WRITTEN PROBLEM – Using the data below, copy every line that contains the word "Tính".

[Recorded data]
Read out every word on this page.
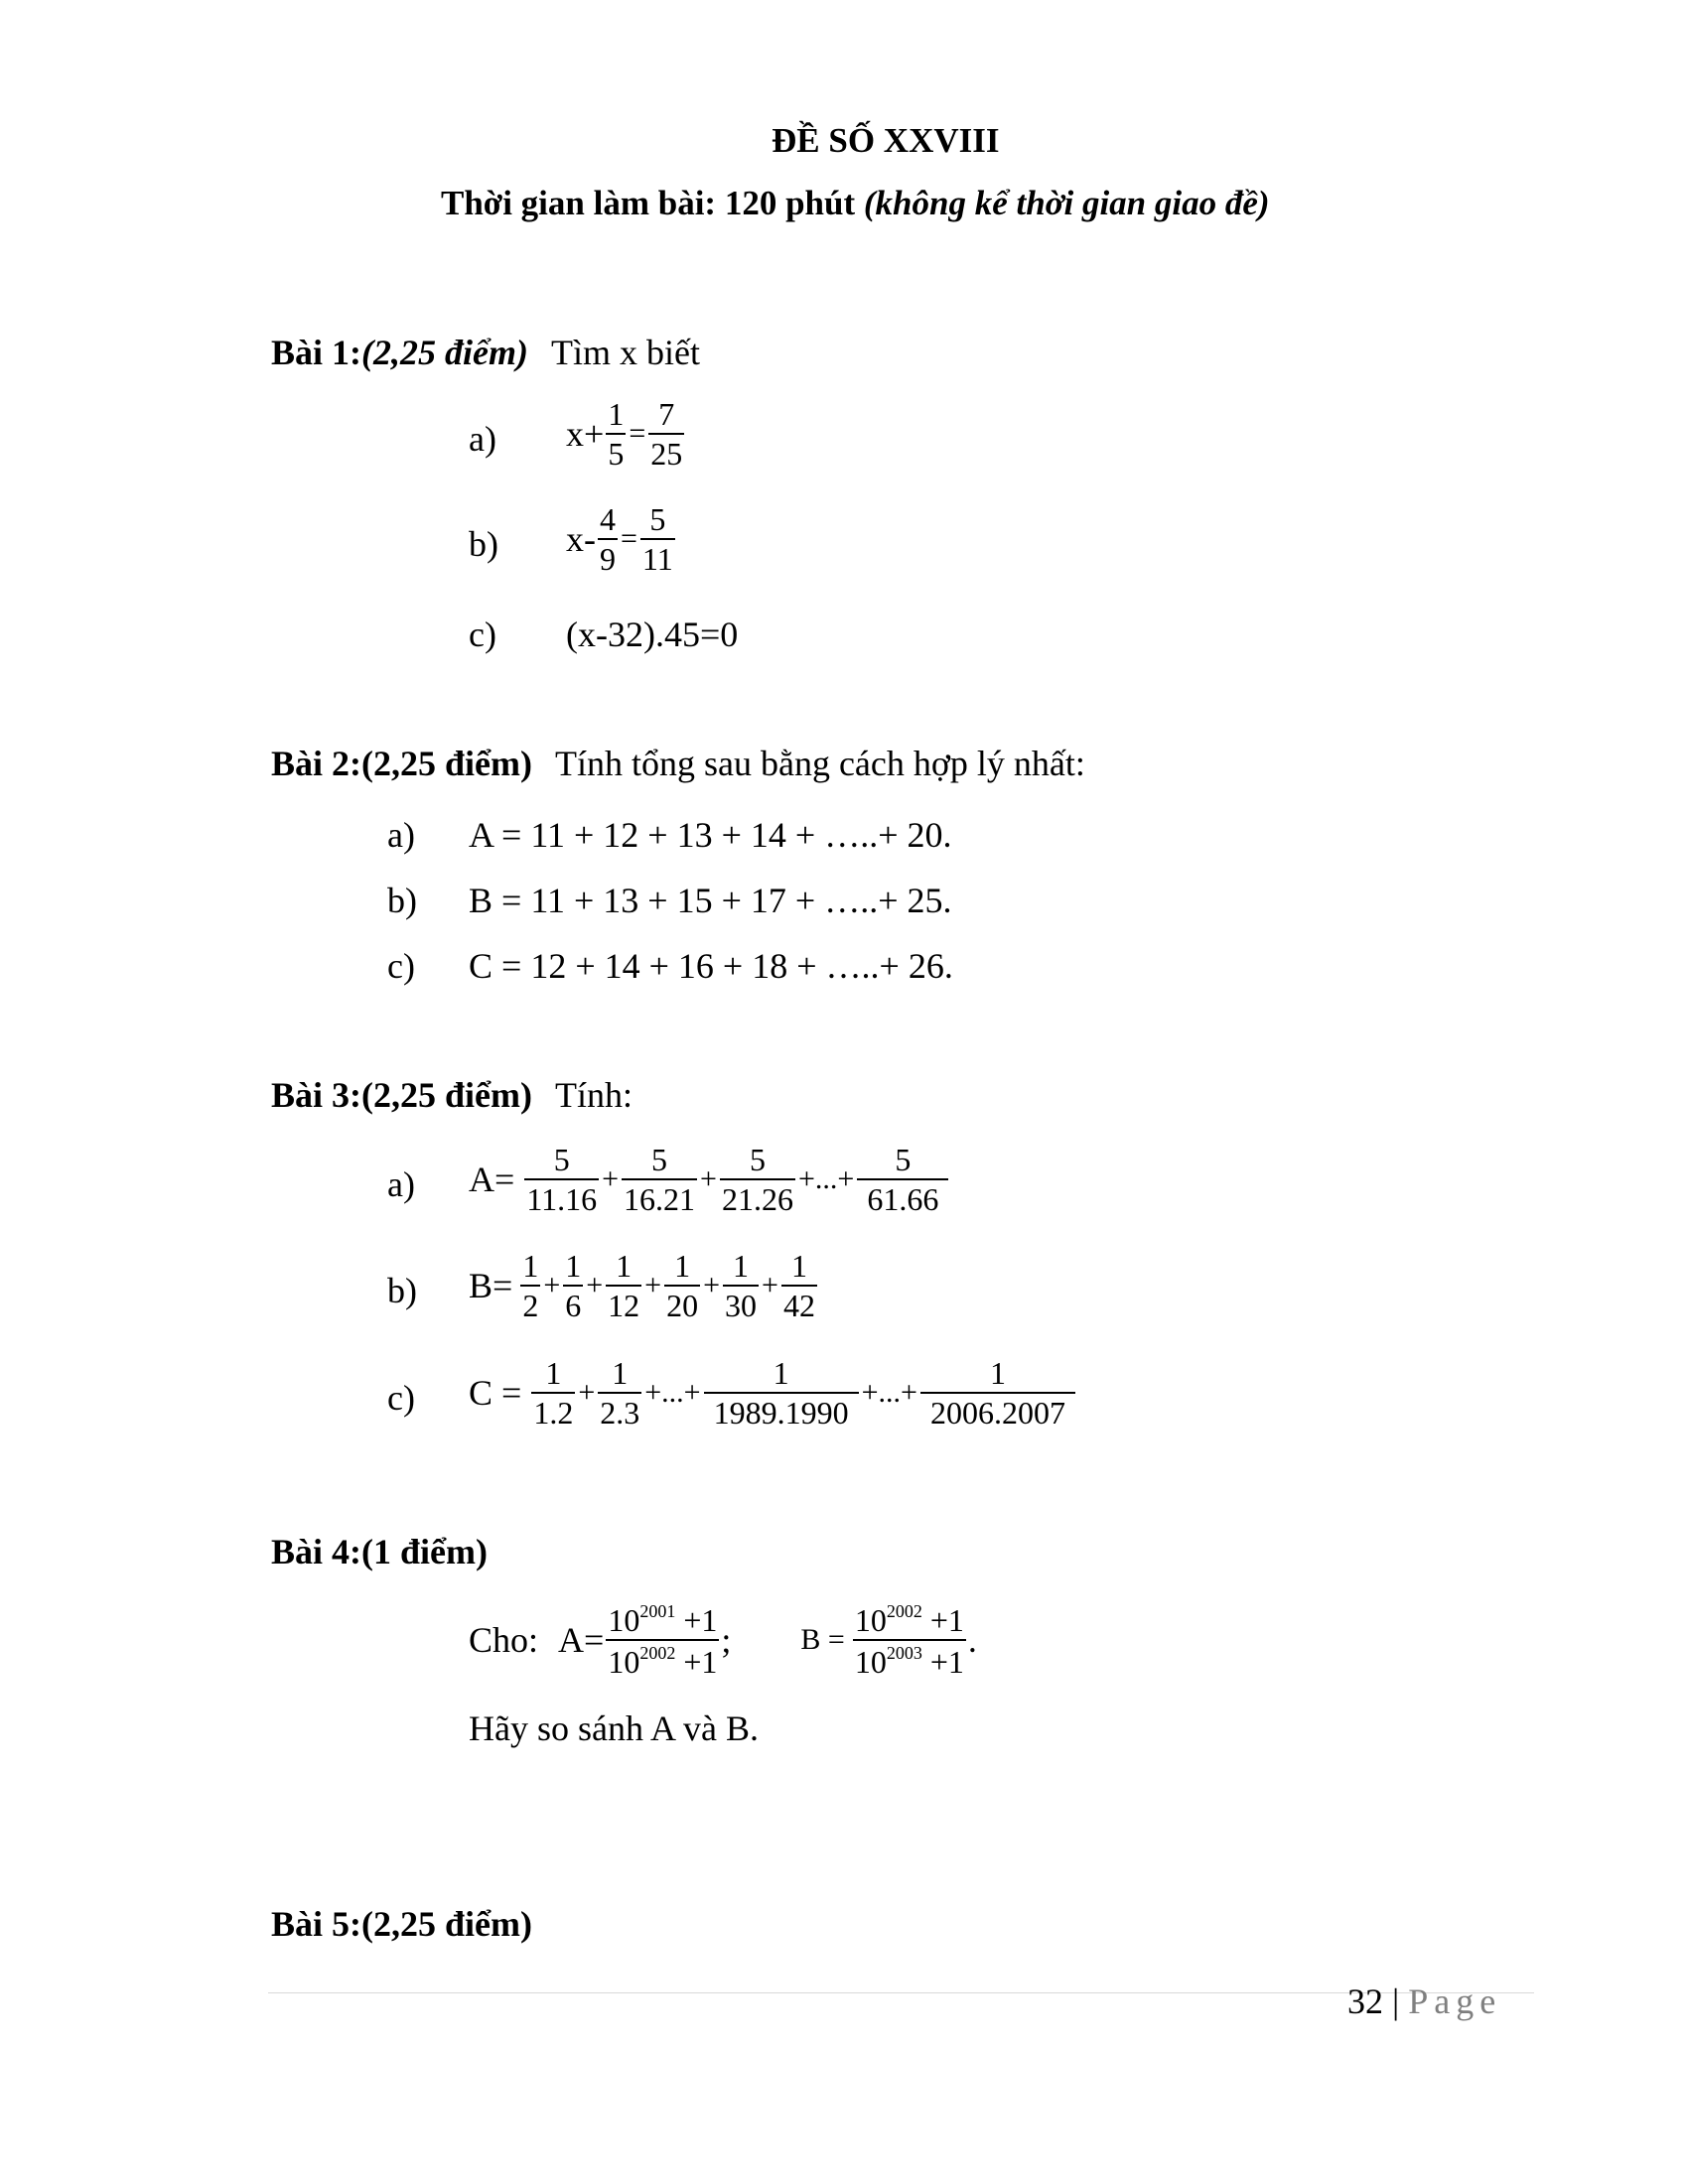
ĐỀ SỐ XXVIII
Thời gian làm bài: 120 phút (không kể thời gian giao đề)
Bài 1:(2,25 điểm) Tìm x biết
a) $x+ \frac{1}{5} = \frac{7}{25}$
b) $x- \frac{4}{9} = \frac{5}{11}$
c) (x-32).45=0
Bài 2:(2,25 điểm) Tính tổng sau bằng cách hợp lý nhất:
a) A = 11 + 12 + 13 + 14 + …..+ 20.
b) B = 11 + 13 + 15 + 17 + …..+ 25.
c) C = 12 + 14 + 16 + 18 + …..+ 26.
Bài 3:(2,25 điểm) Tính:
a) $A= \frac{5}{11.16} + \frac{5}{16.21} + \frac{5}{21.26}$ +...+ $\frac{5}{61.66}$
b) $B= \frac{1}{2} + \frac{1}{6} + \frac{1}{12} + \frac{1}{20} + \frac{1}{30} + \frac{1}{42}$
c) $C = \frac{1}{1.2} + \frac{1}{2.3}$ +...+ $\frac{1}{1989.1990}$ +...+ $\frac{1}{2006.2007}$
Bài 4:(1 điểm)
Cho: $A= \frac{10^{2001} +1}{10^{2002} +1}$ ; $B = \frac{10^{2002} +1}{10^{2003} +1}$ .
Hãy so sánh A và B.
Bài 5:(2,25 điểm)
32 | Page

CORRECT ANSWER –
Bài 2:(2,25 điểm) Tính tổng sau bằng cách hợp lý nhất:
Bài 3:(2,25 điểm) Tính:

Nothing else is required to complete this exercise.